Exercise requirements –
Beneath this task are records; count how many lines include the string "color" and answer with that number alone.

======

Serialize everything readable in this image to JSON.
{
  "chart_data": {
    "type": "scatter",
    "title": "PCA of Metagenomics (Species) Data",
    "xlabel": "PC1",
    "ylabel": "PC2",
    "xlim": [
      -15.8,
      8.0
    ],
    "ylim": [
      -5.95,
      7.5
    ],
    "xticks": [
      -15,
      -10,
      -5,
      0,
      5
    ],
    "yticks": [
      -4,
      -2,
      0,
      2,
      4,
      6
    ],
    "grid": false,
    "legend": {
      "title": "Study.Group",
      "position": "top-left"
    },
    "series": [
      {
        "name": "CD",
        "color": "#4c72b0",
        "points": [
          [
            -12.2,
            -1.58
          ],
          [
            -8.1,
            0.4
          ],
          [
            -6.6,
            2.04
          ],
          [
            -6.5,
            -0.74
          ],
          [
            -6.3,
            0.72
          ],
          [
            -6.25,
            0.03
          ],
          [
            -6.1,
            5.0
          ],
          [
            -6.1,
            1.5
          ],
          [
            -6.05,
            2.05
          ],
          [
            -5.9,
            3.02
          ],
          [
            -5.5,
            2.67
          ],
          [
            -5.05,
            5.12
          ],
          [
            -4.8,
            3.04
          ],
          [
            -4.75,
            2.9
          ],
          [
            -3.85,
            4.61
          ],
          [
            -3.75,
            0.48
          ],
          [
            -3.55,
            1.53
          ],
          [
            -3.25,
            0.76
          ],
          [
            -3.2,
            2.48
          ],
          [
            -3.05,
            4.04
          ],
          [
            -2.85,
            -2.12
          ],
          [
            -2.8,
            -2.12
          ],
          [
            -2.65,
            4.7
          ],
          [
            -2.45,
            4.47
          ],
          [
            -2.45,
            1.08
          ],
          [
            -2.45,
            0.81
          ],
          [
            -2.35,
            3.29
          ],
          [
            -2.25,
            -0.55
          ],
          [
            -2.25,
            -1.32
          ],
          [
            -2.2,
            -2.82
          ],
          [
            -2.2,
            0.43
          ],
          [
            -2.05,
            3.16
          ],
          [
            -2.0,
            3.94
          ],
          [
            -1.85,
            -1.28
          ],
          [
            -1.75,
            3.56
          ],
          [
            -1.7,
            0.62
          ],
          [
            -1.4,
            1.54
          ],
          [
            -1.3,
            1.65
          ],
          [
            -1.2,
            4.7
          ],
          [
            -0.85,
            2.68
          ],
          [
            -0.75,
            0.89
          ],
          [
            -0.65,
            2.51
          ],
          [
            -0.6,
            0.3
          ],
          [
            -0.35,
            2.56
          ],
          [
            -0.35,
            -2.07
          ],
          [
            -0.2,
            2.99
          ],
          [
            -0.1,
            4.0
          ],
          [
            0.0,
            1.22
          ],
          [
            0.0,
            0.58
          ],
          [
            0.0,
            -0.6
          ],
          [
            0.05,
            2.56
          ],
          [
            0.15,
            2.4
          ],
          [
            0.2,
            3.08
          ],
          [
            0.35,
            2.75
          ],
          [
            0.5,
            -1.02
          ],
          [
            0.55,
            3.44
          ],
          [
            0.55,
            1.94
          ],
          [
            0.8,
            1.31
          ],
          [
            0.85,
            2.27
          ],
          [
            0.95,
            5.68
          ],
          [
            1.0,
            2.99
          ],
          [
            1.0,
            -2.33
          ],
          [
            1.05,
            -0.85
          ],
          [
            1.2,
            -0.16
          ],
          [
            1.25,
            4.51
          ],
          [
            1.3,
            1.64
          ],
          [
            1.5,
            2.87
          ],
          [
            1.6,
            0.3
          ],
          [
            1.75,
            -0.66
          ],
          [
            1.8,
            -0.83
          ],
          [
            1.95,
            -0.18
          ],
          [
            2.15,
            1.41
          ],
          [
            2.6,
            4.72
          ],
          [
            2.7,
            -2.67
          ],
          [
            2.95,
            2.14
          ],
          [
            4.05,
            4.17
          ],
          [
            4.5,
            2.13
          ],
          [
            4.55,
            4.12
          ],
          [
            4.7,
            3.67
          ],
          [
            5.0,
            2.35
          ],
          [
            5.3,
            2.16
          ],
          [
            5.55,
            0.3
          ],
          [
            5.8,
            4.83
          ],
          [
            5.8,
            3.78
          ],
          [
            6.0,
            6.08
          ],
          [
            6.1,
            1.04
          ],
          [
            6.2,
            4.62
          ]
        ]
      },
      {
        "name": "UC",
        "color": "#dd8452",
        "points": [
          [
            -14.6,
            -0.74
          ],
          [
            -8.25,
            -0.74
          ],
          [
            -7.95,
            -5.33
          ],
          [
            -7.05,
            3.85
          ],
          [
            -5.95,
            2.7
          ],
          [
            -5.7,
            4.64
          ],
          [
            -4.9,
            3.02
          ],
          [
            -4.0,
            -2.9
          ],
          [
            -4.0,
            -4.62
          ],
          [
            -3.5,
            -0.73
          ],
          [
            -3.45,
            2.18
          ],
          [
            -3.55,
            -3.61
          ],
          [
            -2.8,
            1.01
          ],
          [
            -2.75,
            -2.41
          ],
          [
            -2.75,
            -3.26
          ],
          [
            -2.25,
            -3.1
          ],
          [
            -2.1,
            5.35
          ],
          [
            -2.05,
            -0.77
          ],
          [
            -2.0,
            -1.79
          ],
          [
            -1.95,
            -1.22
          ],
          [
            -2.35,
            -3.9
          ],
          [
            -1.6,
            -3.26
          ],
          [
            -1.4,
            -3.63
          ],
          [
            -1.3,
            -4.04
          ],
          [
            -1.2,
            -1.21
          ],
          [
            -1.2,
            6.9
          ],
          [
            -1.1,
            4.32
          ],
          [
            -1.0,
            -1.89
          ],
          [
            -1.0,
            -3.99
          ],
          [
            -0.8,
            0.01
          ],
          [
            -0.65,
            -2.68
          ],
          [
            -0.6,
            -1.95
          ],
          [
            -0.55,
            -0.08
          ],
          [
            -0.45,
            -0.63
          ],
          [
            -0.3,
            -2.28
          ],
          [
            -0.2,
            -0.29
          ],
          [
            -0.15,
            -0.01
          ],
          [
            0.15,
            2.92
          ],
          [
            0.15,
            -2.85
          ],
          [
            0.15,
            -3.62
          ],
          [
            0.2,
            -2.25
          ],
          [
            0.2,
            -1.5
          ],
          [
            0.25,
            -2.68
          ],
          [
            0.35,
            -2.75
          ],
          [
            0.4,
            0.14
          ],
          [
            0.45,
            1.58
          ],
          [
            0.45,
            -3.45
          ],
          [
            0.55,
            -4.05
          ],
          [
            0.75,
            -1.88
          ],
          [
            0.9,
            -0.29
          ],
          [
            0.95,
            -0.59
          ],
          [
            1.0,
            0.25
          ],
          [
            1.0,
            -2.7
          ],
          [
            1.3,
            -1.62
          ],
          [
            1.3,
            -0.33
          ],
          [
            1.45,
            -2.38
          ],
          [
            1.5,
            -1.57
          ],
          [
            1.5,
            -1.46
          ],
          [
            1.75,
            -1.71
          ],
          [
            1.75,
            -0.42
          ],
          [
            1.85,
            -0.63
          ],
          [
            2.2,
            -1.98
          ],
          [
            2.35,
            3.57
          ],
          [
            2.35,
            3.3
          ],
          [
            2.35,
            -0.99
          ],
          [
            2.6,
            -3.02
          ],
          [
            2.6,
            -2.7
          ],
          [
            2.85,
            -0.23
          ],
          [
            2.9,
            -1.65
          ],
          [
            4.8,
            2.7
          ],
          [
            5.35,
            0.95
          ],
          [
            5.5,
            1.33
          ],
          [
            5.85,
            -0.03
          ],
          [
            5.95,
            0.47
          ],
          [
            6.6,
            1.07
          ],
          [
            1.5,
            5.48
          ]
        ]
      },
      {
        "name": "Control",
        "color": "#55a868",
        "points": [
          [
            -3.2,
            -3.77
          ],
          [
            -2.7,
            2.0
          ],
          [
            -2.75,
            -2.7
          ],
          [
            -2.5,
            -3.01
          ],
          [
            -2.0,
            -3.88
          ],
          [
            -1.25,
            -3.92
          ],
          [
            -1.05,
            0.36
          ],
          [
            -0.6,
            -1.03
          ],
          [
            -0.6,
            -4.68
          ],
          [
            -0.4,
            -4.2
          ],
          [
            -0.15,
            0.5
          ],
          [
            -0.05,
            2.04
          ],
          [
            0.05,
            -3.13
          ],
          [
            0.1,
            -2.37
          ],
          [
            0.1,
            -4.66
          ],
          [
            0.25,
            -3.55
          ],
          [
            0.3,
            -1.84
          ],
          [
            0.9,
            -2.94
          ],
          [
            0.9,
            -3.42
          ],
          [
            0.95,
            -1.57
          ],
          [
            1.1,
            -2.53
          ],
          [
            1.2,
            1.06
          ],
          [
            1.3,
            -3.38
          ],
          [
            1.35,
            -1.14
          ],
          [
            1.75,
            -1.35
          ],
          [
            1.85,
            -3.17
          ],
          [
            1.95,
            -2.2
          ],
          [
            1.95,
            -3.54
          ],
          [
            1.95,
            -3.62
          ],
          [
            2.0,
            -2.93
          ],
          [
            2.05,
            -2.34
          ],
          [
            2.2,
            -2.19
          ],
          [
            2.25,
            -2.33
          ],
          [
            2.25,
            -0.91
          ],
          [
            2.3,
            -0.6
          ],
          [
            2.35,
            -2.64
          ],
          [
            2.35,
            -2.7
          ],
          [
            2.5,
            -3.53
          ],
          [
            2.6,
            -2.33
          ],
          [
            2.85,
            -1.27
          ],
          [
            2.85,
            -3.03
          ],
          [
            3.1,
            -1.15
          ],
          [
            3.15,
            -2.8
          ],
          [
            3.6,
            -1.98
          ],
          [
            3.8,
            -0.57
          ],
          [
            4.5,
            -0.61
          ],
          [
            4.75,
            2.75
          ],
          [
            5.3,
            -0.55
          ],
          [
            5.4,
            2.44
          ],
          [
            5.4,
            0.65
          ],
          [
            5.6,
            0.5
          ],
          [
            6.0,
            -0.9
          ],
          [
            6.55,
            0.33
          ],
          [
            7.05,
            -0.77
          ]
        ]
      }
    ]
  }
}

======

Result for this task –
3